Copy all the material below, exactly as it stands.

Data records:
+ + + + +
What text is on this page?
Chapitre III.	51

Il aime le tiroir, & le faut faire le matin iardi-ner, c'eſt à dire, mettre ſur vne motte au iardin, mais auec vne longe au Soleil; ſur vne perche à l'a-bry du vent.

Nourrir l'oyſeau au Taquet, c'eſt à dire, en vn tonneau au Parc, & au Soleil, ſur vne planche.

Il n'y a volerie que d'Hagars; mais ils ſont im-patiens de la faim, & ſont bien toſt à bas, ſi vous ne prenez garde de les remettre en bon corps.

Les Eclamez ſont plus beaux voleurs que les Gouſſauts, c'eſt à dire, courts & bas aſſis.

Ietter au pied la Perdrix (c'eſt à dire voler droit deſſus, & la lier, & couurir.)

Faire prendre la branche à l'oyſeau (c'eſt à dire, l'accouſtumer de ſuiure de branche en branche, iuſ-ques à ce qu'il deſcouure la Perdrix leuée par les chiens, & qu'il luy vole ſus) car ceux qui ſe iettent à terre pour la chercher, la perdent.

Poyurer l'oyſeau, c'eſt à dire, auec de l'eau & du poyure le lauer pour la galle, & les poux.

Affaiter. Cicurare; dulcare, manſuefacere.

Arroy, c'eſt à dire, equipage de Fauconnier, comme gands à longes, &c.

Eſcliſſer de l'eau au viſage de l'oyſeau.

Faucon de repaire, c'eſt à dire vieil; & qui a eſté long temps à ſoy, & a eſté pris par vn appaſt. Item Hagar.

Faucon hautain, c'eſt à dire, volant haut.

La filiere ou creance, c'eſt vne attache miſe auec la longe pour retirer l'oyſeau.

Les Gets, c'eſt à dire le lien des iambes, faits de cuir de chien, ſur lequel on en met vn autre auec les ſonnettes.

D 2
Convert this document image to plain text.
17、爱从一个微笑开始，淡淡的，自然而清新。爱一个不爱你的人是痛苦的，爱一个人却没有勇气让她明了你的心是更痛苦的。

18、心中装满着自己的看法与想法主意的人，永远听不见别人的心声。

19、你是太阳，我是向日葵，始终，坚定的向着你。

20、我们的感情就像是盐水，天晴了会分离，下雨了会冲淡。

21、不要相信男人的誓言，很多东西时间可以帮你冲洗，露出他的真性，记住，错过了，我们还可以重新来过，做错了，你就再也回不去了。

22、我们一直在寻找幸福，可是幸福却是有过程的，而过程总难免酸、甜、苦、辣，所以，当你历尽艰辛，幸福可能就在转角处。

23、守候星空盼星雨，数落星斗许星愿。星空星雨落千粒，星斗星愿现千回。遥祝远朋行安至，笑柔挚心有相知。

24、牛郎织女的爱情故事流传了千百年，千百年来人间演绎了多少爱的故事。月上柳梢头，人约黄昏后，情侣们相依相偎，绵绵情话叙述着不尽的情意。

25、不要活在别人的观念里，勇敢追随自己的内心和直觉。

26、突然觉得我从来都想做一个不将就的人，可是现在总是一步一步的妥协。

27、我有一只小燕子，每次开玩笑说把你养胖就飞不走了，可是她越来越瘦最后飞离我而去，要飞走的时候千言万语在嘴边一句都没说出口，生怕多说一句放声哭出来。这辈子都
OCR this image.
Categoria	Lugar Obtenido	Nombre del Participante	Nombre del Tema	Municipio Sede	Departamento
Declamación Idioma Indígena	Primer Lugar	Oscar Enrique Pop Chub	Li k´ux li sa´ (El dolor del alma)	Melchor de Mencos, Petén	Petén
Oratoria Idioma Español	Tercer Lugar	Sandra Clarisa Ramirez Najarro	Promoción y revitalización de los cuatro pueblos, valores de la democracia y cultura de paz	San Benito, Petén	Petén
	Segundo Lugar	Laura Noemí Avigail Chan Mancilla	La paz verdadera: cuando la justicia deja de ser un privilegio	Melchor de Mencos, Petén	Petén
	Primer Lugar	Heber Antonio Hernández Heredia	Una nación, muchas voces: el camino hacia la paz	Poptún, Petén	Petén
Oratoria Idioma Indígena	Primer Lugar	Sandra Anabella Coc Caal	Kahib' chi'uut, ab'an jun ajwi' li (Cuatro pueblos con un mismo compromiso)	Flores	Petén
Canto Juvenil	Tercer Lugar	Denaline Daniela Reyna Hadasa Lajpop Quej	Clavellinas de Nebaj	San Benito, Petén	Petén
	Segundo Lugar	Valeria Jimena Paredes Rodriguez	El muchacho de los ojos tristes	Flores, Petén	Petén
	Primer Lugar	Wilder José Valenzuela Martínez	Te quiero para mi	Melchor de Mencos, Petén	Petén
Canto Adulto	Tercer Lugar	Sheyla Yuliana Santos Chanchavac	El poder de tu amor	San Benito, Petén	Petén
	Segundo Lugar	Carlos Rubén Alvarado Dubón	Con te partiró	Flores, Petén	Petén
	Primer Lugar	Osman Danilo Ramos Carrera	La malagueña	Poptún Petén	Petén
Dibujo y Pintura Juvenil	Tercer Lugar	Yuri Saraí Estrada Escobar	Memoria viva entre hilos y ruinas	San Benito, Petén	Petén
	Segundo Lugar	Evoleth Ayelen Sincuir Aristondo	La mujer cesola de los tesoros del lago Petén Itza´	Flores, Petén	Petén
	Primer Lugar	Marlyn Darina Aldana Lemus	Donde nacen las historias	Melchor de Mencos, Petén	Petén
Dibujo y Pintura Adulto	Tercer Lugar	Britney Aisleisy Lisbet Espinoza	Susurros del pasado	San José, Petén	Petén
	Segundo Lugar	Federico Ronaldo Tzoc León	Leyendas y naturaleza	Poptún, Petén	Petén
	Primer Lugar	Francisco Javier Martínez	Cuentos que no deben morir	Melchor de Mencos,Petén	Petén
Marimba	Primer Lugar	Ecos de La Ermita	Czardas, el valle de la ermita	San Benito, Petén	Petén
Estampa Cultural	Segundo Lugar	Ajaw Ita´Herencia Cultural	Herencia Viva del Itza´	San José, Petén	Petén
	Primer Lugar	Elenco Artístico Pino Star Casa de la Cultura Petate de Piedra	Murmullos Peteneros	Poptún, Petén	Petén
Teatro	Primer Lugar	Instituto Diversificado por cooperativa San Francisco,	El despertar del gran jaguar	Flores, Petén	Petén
+ + + + +
◆ Output below ◆
What text is on this page?
Chapitre III.	51

Il aime le tiroir, & le faut faire le matin iardi-ner, c'eſt à dire, mettre ſur vne motte au iardin, mais auec vne longe au Soleil; ſur vne perche à l'a-bry du vent.

Nourrir l'oyſeau au Taquet, c'eſt à dire, en vn tonneau au Parc, & au Soleil, ſur vne planche.

Il n'y a volerie que d'Hagars; mais ils ſont im-patiens de la faim, & ſont bien toſt à bas, ſi vous ne prenez garde de les remettre en bon corps.

Les Eclamez ſont plus beaux voleurs que les Gouſſauts, c'eſt à dire, courts & bas aſſis.

Ietter au pied la Perdrix (c'eſt à dire voler droit deſſus, & la lier, & couurir.)

Faire prendre la branche à l'oyſeau (c'eſt à dire, l'accouſtumer de ſuiure de branche en branche, iuſ-ques à ce qu'il deſcouure la Perdrix leuée par les chiens, & qu'il luy vole ſus) car ceux qui ſe iettent à terre pour la chercher, la perdent.

Poyurer l'oyſeau, c'eſt à dire, auec de l'eau & du poyure le lauer pour la galle, & les poux.

Affaiter. Cicurare; dulcare, manſuefacere.

Arroy, c'eſt à dire, equipage de Fauconnier, comme gands à longes, &c.

Eſcliſſer de l'eau au viſage de l'oyſeau.

Faucon de repaire, c'eſt à dire vieil; & qui a eſté long temps à ſoy, & a eſté pris par vn appaſt. Item Hagar.

Faucon hautain, c'eſt à dire, volant haut.

La filiere ou creance, c'eſt vne attache miſe auec la longe pour retirer l'oyſeau.

Les Gets, c'eſt à dire le lien des iambes, faits de cuir de chien, ſur lequel on en met vn autre auec les ſonnettes.

D 2
Convert this document image to plain text.
17、爱从一个微笑开始，淡淡的，自然而清新。爱一个不爱你的人是痛苦的，爱一个人却没有勇气让她明了你的心是更痛苦的。

18、心中装满着自己的看法与想法主意的人，永远听不见别人的心声。

19、你是太阳，我是向日葵，始终，坚定的向着你。

20、我们的感情就像是盐水，天晴了会分离，下雨了会冲淡。

21、不要相信男人的誓言，很多东西时间可以帮你冲洗，露出他的真性，记住，错过了，我们还可以重新来过，做错了，你就再也回不去了。

22、我们一直在寻找幸福，可是幸福却是有过程的，而过程总难免酸、甜、苦、辣，所以，当你历尽艰辛，幸福可能就在转角处。

23、守候星空盼星雨，数落星斗许星愿。星空星雨落千粒，星斗星愿现千回。遥祝远朋行安至，笑柔挚心有相知。

24、牛郎织女的爱情故事流传了千百年，千百年来人间演绎了多少爱的故事。月上柳梢头，人约黄昏后，情侣们相依相偎，绵绵情话叙述着不尽的情意。

25、不要活在别人的观念里，勇敢追随自己的内心和直觉。

26、突然觉得我从来都想做一个不将就的人，可是现在总是一步一步的妥协。

27、我有一只小燕子，每次开玩笑说把你养胖就飞不走了，可是她越来越瘦最后飞离我而去，要飞走的时候千言万语在嘴边一句都没说出口，生怕多说一句放声哭出来。这辈子都
OCR this image.
Categoria	Lugar Obtenido	Nombre del Participante	Nombre del Tema	Municipio Sede	Departamento
Declamación Idioma Indígena	Primer Lugar	Oscar Enrique Pop Chub	Li k´ux li sa´ (El dolor del alma)	Melchor de Mencos, Petén	Petén
Oratoria Idioma Español	Tercer Lugar	Sandra Clarisa Ramirez Najarro	Promoción y revitalización de los cuatro pueblos, valores de la democracia y cultura de paz	San Benito, Petén	Petén
	Segundo Lugar	Laura Noemí Avigail Chan Mancilla	La paz verdadera: cuando la justicia deja de ser un privilegio	Melchor de Mencos, Petén	Petén
	Primer Lugar	Heber Antonio Hernández Heredia	Una nación, muchas voces: el camino hacia la paz	Poptún, Petén	Petén
Oratoria Idioma Indígena	Primer Lugar	Sandra Anabella Coc Caal	Kahib' chi'uut, ab'an jun ajwi' li (Cuatro pueblos con un mismo compromiso)	Flores	Petén
Canto Juvenil	Tercer Lugar	Denaline Daniela Reyna Hadasa Lajpop Quej	Clavellinas de Nebaj	San Benito, Petén	Petén
	Segundo Lugar	Valeria Jimena Paredes Rodriguez	El muchacho de los ojos tristes	Flores, Petén	Petén
	Primer Lugar	Wilder José Valenzuela Martínez	Te quiero para mi	Melchor de Mencos, Petén	Petén
Canto Adulto	Tercer Lugar	Sheyla Yuliana Santos Chanchavac	El poder de tu amor	San Benito, Petén	Petén
	Segundo Lugar	Carlos Rubén Alvarado Dubón	Con te partiró	Flores, Petén	Petén
	Primer Lugar	Osman Danilo Ramos Carrera	La malagueña	Poptún Petén	Petén
Dibujo y Pintura Juvenil	Tercer Lugar	Yuri Saraí Estrada Escobar	Memoria viva entre hilos y ruinas	San Benito, Petén	Petén
	Segundo Lugar	Evoleth Ayelen Sincuir Aristondo	La mujer cesola de los tesoros del lago Petén Itza´	Flores, Petén	Petén
	Primer Lugar	Marlyn Darina Aldana Lemus	Donde nacen las historias	Melchor de Mencos, Petén	Petén
Dibujo y Pintura Adulto	Tercer Lugar	Britney Aisleisy Lisbet Espinoza	Susurros del pasado	San José, Petén	Petén
	Segundo Lugar	Federico Ronaldo Tzoc León	Leyendas y naturaleza	Poptún, Petén	Petén
	Primer Lugar	Francisco Javier Martínez	Cuentos que no deben morir	Melchor de Mencos,Petén	Petén
Marimba	Primer Lugar	Ecos de La Ermita	Czardas, el valle de la ermita	San Benito, Petén	Petén
Estampa Cultural	Segundo Lugar	Ajaw Ita´Herencia Cultural	Herencia Viva del Itza´	San José, Petén	Petén
	Primer Lugar	Elenco Artístico Pino Star Casa de la Cultura Petate de Piedra	Murmullos Peteneros	Poptún, Petén	Petén
Teatro	Primer Lugar	Instituto Diversificado por cooperativa San Francisco,	El despertar del gran jaguar	Flores, Petén	Petén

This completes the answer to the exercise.